>>>>
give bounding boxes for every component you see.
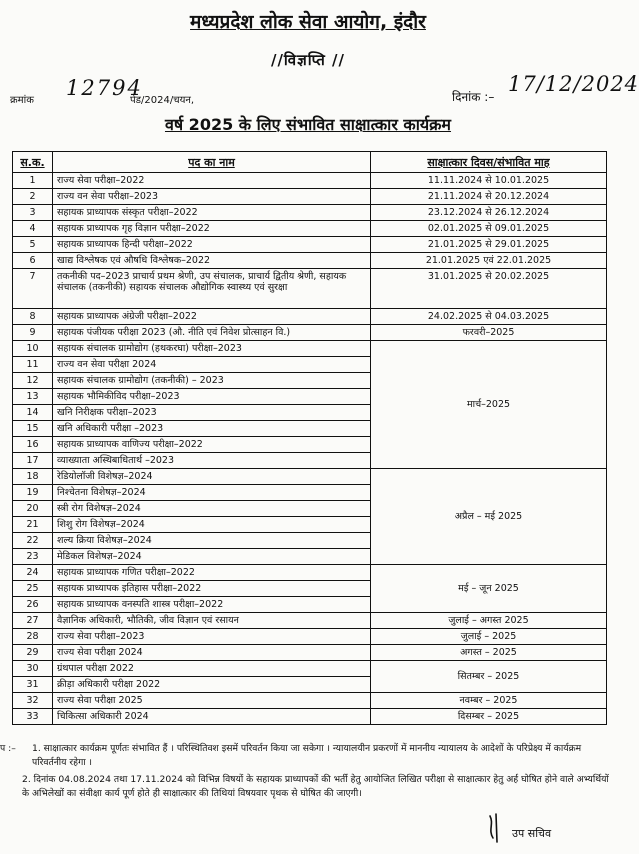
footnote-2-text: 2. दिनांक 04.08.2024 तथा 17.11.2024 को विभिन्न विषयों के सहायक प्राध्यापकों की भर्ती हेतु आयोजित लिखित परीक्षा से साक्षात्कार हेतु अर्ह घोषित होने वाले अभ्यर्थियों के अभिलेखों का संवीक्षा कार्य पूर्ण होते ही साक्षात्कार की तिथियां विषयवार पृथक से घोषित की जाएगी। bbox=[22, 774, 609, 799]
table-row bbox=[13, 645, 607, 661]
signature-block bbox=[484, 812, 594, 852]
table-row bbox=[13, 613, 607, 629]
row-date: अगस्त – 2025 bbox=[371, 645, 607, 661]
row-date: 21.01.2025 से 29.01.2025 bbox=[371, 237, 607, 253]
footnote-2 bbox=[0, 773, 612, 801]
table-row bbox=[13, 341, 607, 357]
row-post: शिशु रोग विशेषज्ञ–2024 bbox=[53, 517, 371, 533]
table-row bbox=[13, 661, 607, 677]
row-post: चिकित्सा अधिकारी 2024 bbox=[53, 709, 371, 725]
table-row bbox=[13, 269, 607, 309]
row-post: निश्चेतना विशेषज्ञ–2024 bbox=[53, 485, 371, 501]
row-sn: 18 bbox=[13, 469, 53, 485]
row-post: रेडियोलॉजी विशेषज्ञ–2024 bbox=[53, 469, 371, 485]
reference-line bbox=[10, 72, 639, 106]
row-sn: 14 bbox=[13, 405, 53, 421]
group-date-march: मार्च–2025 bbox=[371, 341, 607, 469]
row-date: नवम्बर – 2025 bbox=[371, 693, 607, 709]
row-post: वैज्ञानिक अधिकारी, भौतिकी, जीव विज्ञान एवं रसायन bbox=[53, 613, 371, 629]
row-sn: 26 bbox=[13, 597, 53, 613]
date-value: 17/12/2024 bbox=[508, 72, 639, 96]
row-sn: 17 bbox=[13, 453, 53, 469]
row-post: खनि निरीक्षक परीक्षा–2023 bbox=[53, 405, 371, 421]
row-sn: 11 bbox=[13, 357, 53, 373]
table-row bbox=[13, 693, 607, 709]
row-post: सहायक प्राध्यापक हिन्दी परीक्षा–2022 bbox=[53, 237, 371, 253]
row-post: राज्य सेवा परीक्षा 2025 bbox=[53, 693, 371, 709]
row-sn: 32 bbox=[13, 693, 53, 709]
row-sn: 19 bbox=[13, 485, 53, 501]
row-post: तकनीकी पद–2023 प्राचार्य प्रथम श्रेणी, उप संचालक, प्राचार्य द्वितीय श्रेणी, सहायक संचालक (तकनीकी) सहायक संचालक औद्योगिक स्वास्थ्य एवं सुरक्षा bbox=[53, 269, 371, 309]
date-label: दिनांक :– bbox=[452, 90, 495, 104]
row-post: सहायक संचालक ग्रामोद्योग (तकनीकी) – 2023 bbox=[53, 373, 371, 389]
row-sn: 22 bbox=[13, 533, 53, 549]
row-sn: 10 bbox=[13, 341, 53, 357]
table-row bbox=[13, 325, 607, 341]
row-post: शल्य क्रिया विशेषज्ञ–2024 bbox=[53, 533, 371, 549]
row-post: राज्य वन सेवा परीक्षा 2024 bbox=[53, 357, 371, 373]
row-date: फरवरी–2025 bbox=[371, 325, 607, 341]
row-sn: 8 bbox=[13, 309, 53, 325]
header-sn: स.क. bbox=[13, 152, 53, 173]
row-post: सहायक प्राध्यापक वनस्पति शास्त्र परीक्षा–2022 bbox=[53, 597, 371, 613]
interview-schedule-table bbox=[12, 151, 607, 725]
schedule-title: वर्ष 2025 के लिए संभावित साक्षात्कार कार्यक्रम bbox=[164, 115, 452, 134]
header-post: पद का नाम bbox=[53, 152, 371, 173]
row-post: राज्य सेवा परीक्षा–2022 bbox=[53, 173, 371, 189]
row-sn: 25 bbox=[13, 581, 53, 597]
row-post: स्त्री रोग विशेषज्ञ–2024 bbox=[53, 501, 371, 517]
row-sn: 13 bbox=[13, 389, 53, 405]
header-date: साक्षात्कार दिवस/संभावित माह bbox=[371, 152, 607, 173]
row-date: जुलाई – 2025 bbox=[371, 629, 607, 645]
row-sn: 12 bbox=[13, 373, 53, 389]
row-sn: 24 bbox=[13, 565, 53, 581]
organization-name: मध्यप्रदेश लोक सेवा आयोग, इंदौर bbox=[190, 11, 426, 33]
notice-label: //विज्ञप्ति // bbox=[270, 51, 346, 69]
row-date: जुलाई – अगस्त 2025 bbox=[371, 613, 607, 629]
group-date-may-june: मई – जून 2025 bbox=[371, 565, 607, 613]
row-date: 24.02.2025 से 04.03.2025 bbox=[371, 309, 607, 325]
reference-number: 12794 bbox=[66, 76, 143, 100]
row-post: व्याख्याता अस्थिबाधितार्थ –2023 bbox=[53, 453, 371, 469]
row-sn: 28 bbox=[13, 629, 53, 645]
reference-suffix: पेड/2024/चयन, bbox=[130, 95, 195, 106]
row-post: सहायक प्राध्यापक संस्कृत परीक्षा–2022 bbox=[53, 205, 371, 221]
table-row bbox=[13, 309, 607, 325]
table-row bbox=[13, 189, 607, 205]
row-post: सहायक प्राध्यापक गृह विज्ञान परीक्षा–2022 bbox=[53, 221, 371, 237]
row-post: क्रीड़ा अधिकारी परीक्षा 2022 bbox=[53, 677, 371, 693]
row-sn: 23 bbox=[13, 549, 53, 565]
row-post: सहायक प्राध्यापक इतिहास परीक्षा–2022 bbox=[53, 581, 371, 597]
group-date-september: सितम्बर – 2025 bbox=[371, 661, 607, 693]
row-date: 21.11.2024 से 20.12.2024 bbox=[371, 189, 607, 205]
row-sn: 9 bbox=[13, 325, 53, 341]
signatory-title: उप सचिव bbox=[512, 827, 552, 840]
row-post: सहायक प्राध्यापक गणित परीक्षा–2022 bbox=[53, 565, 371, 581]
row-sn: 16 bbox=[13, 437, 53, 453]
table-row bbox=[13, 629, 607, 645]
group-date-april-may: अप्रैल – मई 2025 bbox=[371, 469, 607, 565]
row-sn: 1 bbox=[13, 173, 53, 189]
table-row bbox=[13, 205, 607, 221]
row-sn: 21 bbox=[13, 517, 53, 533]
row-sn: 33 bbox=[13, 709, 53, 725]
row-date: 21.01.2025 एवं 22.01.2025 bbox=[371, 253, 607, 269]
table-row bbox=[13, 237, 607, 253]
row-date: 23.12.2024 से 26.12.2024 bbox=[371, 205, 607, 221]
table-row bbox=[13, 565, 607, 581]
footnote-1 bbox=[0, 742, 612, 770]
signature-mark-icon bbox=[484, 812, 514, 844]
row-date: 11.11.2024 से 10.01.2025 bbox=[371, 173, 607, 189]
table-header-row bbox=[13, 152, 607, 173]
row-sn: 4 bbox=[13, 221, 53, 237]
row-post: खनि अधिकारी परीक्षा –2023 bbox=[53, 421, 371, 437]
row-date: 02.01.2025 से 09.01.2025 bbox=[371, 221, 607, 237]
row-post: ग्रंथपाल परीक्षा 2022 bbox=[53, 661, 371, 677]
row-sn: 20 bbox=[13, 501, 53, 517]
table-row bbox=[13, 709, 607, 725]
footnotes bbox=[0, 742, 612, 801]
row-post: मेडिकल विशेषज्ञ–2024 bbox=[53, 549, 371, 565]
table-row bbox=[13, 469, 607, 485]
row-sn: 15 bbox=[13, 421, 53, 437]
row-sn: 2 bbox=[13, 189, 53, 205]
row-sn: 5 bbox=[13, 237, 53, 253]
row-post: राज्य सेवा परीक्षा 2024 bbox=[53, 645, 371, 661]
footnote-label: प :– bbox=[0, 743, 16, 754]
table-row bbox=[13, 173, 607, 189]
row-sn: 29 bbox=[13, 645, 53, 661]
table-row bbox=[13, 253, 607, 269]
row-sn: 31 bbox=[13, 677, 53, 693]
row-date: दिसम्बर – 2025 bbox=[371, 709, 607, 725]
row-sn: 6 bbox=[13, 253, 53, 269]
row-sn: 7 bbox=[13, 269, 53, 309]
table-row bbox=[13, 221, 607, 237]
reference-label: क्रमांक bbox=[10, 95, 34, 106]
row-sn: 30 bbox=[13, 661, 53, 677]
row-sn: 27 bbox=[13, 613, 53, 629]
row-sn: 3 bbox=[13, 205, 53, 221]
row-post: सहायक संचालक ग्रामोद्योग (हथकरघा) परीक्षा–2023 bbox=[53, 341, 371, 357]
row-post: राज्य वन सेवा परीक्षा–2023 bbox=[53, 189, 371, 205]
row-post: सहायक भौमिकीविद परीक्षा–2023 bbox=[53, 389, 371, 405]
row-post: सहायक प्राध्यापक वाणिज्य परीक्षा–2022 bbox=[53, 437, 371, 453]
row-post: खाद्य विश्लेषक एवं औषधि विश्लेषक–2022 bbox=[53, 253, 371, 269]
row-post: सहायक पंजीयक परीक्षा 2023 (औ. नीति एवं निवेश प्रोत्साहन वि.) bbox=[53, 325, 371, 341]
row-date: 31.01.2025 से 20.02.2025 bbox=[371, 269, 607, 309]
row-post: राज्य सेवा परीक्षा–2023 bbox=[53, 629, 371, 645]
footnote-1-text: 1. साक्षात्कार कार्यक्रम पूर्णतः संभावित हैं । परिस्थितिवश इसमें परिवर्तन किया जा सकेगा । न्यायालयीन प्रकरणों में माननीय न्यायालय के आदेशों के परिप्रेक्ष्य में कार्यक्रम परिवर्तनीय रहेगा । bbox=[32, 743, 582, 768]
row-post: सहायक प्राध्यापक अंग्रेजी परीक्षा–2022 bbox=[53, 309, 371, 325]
<<<<
§ **Exercise**
Rewrite the stretch of the rows that opens with the line containing "footnote-2-text: 2. दिनांक" and closes with the line containing "row-post: राज्य सेवा परीक्षा 2025", putting "चिकित्सक" wherever "विशेषज्ञ" appears and leaving everything else unchanged. Give only that stretch.

§ **Response**
footnote-2-text: 2. दिनांक 04.08.2024 तथा 17.11.2024 को विभिन्न विषयों के सहायक प्राध्यापकों की भर्ती हेतु आयोजित लिखित परीक्षा से साक्षात्कार हेतु अर्ह घोषित होने वाले अभ्यर्थियों के अभिलेखों का संवीक्षा कार्य पूर्ण होते ही साक्षात्कार की तिथियां विषयवार पृथक से घोषित की जाएगी। bbox=[22, 774, 609, 799]
table-row bbox=[13, 645, 607, 661]
signature-block bbox=[484, 812, 594, 852]
table-row bbox=[13, 613, 607, 629]
row-date: अगस्त – 2025 bbox=[371, 645, 607, 661]
row-date: 21.01.2025 से 29.01.2025 bbox=[371, 237, 607, 253]
footnote-2 bbox=[0, 773, 612, 801]
table-row bbox=[13, 341, 607, 357]
row-post: शिशु रोग चिकित्सक–2024 bbox=[53, 517, 371, 533]
table-row bbox=[13, 661, 607, 677]
row-post: चिकित्सा अधिकारी 2024 bbox=[53, 709, 371, 725]
table-row bbox=[13, 269, 607, 309]
row-post: निश्चेतना चिकित्सक–2024 bbox=[53, 485, 371, 501]
row-sn: 18 bbox=[13, 469, 53, 485]
row-post: रेडियोलॉजी चिकित्सक–2024 bbox=[53, 469, 371, 485]
reference-line bbox=[10, 72, 639, 106]
row-sn: 14 bbox=[13, 405, 53, 421]
group-date-march: मार्च–2025 bbox=[371, 341, 607, 469]
row-date: नवम्बर – 2025 bbox=[371, 693, 607, 709]
row-post: वैज्ञानिक अधिकारी, भौतिकी, जीव विज्ञान एवं रसायन bbox=[53, 613, 371, 629]
row-sn: 26 bbox=[13, 597, 53, 613]
date-value: 17/12/2024 bbox=[508, 72, 639, 96]
row-sn: 17 bbox=[13, 453, 53, 469]
row-post: खनि निरीक्षक परीक्षा–2023 bbox=[53, 405, 371, 421]
row-sn: 11 bbox=[13, 357, 53, 373]
table-row bbox=[13, 693, 607, 709]
row-post: सहायक प्राध्यापक हिन्दी परीक्षा–2022 bbox=[53, 237, 371, 253]
row-post: राज्य सेवा परीक्षा 2025 bbox=[53, 693, 371, 709]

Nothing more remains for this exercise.